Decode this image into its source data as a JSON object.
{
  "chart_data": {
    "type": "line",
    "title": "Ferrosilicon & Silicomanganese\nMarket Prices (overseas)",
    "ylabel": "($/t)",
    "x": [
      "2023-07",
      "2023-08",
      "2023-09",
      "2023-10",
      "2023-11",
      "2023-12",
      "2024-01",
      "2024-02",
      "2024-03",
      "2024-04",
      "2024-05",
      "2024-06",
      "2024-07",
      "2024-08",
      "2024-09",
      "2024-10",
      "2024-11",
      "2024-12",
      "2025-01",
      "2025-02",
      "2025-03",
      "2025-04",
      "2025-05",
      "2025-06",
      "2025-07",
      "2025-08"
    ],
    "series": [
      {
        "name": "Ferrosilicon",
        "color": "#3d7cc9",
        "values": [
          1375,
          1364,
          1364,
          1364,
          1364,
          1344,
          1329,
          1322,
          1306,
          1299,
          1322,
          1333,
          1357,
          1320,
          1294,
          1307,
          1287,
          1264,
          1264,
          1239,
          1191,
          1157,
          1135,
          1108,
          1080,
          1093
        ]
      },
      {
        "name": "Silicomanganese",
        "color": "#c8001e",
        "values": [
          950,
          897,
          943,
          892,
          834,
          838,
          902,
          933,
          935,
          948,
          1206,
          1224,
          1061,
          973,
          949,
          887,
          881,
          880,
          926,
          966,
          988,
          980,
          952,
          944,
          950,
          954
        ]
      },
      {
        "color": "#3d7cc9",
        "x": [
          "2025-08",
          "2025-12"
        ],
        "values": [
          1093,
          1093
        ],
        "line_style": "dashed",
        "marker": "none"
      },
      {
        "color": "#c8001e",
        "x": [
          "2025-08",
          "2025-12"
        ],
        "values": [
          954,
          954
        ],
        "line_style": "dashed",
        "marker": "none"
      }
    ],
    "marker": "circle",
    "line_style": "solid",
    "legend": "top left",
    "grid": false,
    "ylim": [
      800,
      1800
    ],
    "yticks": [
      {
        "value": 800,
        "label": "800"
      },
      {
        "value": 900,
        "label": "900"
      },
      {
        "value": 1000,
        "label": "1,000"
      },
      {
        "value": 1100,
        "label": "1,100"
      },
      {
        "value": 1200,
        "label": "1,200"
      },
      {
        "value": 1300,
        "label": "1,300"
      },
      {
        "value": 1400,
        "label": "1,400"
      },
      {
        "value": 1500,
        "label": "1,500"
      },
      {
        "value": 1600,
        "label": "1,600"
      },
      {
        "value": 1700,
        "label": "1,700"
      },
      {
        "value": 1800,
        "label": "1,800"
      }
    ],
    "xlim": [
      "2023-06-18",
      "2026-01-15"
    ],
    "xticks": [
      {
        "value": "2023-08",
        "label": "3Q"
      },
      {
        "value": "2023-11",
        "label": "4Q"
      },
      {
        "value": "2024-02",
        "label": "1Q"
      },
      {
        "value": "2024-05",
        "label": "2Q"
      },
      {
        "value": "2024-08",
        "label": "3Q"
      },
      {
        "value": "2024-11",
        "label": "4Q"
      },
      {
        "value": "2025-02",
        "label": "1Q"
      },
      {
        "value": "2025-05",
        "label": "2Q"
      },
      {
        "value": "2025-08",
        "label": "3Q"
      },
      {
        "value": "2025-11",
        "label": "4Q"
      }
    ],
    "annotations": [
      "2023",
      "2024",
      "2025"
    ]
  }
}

What you need to do: Return each line of the records above exactly as it reads.

Task result:
Decode this image into its source data as a JSON object.
{
  "chart_data": {
    "type": "line",
    "title": "Ferrosilicon & Silicomanganese\nMarket Prices (overseas)",
    "ylabel": "($/t)",
    "x": [
      "2023-07",
      "2023-08",
      "2023-09",
      "2023-10",
      "2023-11",
      "2023-12",
      "2024-01",
      "2024-02",
      "2024-03",
      "2024-04",
      "2024-05",
      "2024-06",
      "2024-07",
      "2024-08",
      "2024-09",
      "2024-10",
      "2024-11",
      "2024-12",
      "2025-01",
      "2025-02",
      "2025-03",
      "2025-04",
      "2025-05",
      "2025-06",
      "2025-07",
      "2025-08"
    ],
    "series": [
      {
        "name": "Ferrosilicon",
        "color": "#3d7cc9",
        "values": [
          1375,
          1364,
          1364,
          1364,
          1364,
          1344,
          1329,
          1322,
          1306,
          1299,
          1322,
          1333,
          1357,
          1320,
          1294,
          1307,
          1287,
          1264,
          1264,
          1239,
          1191,
          1157,
          1135,
          1108,
          1080,
          1093
        ]
      },
      {
        "name": "Silicomanganese",
        "color": "#c8001e",
        "values": [
          950,
          897,
          943,
          892,
          834,
          838,
          902,
          933,
          935,
          948,
          1206,
          1224,
          1061,
          973,
          949,
          887,
          881,
          880,
          926,
          966,
          988,
          980,
          952,
          944,
          950,
          954
        ]
      },
      {
        "color": "#3d7cc9",
        "x": [
          "2025-08",
          "2025-12"
        ],
        "values": [
          1093,
          1093
        ],
        "line_style": "dashed",
        "marker": "none"
      },
      {
        "color": "#c8001e",
        "x": [
          "2025-08",
          "2025-12"
        ],
        "values": [
          954,
          954
        ],
        "line_style": "dashed",
        "marker": "none"
      }
    ],
    "marker": "circle",
    "line_style": "solid",
    "legend": "top left",
    "grid": false,
    "ylim": [
      800,
      1800
    ],
    "yticks": [
      {
        "value": 800,
        "label": "800"
      },
      {
        "value": 900,
        "label": "900"
      },
      {
        "value": 1000,
        "label": "1,000"
      },
      {
        "value": 1100,
        "label": "1,100"
      },
      {
        "value": 1200,
        "label": "1,200"
      },
      {
        "value": 1300,
        "label": "1,300"
      },
      {
        "value": 1400,
        "label": "1,400"
      },
      {
        "value": 1500,
        "label": "1,500"
      },
      {
        "value": 1600,
        "label": "1,600"
      },
      {
        "value": 1700,
        "label": "1,700"
      },
      {
        "value": 1800,
        "label": "1,800"
      }
    ],
    "xlim": [
      "2023-06-18",
      "2026-01-15"
    ],
    "xticks": [
      {
        "value": "2023-08",
        "label": "3Q"
      },
      {
        "value": "2023-11",
        "label": "4Q"
      },
      {
        "value": "2024-02",
        "label": "1Q"
      },
      {
        "value": "2024-05",
        "label": "2Q"
      },
      {
        "value": "2024-08",
        "label": "3Q"
      },
      {
        "value": "2024-11",
        "label": "4Q"
      },
      {
        "value": "2025-02",
        "label": "1Q"
      },
      {
        "value": "2025-05",
        "label": "2Q"
      },
      {
        "value": "2025-08",
        "label": "3Q"
      },
      {
        "value": "2025-11",
        "label": "4Q"
      }
    ],
    "annotations": [
      "2023",
      "2024",
      "2025"
    ]
  }
}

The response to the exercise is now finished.